Goal: Each line in the entries below that holds the string "tellus" is to be listed.

(Stored dataset items)

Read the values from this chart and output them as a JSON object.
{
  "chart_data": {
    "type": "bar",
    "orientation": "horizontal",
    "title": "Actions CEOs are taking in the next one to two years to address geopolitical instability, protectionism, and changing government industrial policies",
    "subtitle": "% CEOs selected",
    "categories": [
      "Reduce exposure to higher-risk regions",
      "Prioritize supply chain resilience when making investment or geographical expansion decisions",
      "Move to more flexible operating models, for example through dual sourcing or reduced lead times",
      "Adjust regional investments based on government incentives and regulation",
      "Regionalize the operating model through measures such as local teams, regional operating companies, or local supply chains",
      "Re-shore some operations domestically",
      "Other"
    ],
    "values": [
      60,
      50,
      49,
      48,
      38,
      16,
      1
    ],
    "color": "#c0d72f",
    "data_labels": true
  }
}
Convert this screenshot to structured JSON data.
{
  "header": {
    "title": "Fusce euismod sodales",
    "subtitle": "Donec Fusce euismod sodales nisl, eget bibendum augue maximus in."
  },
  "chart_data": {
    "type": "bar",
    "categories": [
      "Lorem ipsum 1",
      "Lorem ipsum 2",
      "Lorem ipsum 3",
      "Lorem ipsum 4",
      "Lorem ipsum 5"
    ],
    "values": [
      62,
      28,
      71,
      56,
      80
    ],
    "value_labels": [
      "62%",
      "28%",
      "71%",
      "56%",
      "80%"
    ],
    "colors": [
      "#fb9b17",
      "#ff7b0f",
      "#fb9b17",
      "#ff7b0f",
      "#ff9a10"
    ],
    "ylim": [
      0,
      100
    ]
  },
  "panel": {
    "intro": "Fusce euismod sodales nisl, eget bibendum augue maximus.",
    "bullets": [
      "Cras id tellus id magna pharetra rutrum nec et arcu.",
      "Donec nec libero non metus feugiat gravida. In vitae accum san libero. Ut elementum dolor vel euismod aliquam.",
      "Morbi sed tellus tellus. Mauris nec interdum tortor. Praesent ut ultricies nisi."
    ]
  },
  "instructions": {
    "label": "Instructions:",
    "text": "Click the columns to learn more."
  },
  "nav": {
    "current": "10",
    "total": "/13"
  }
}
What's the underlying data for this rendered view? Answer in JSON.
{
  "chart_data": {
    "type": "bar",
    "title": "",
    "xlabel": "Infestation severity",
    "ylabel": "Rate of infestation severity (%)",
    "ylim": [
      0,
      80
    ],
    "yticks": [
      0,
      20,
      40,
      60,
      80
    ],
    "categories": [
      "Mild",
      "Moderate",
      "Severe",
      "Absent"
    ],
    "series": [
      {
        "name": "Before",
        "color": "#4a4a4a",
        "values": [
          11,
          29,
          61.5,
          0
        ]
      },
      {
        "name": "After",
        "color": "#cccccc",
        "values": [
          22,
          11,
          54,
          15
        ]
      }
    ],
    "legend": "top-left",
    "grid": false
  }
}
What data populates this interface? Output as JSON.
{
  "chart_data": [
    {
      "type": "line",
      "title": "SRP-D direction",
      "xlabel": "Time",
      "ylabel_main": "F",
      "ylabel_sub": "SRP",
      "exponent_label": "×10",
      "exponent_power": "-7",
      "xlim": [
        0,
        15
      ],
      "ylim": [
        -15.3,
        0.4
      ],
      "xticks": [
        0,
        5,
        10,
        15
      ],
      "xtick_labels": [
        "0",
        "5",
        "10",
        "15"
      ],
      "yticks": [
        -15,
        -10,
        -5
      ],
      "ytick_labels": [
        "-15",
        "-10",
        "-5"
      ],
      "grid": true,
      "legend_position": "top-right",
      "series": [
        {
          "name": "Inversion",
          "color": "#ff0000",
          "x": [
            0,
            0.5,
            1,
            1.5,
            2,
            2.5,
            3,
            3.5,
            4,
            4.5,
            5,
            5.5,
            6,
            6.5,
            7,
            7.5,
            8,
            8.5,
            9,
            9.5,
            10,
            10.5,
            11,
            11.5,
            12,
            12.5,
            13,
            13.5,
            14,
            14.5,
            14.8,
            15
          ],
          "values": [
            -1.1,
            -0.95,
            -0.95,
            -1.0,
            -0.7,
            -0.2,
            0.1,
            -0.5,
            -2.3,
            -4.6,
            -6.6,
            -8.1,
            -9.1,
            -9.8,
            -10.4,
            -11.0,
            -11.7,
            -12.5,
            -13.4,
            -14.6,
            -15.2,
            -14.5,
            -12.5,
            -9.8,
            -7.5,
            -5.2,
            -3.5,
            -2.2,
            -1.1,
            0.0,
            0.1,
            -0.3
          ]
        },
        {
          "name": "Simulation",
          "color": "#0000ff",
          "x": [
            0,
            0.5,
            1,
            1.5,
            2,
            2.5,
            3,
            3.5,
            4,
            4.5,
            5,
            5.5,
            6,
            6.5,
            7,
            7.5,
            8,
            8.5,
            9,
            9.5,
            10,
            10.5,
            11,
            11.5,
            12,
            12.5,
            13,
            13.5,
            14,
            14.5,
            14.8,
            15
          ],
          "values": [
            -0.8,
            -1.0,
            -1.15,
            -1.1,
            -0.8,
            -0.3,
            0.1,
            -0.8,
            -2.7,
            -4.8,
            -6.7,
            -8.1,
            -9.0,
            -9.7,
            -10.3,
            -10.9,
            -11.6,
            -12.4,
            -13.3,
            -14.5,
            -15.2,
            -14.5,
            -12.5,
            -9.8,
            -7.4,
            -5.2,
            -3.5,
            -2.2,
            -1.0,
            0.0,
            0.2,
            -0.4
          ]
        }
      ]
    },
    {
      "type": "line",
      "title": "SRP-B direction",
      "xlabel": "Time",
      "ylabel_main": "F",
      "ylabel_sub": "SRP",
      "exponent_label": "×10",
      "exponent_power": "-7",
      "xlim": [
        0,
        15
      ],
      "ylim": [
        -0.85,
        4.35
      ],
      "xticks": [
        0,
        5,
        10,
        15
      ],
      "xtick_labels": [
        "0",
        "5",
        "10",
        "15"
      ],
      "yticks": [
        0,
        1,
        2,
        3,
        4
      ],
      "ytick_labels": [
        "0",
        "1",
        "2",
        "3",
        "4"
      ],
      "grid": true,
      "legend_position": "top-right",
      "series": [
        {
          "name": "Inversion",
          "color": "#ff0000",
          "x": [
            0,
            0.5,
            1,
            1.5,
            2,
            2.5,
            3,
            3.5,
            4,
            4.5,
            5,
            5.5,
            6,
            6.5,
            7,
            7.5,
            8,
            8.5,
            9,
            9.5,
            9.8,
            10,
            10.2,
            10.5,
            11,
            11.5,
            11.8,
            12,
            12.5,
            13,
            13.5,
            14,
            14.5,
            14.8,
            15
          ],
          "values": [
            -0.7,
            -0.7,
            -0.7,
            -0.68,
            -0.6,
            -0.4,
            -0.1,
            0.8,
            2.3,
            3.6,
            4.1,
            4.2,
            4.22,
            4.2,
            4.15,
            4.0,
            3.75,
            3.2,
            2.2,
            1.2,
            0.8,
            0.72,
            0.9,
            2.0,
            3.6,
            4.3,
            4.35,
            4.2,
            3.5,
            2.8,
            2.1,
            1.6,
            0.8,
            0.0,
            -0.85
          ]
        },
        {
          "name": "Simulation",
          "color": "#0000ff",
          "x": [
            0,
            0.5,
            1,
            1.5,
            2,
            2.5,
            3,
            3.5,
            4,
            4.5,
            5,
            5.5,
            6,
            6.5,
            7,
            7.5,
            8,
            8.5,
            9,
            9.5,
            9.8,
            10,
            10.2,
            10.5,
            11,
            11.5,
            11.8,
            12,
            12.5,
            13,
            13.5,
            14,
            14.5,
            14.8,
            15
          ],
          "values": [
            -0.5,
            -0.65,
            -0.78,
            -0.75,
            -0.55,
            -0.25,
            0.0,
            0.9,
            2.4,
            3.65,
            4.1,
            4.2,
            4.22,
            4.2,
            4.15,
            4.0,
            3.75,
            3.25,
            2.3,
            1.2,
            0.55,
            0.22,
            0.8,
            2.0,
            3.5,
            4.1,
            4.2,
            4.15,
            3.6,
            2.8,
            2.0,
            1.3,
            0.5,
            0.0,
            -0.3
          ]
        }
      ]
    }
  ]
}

Result of this exercise:
      "Cras id tellus id magna pharetra rutrum nec et arcu.",
      "Morbi sed tellus tellus. Mauris nec interdum tortor. Praesent ut ultricies nisi."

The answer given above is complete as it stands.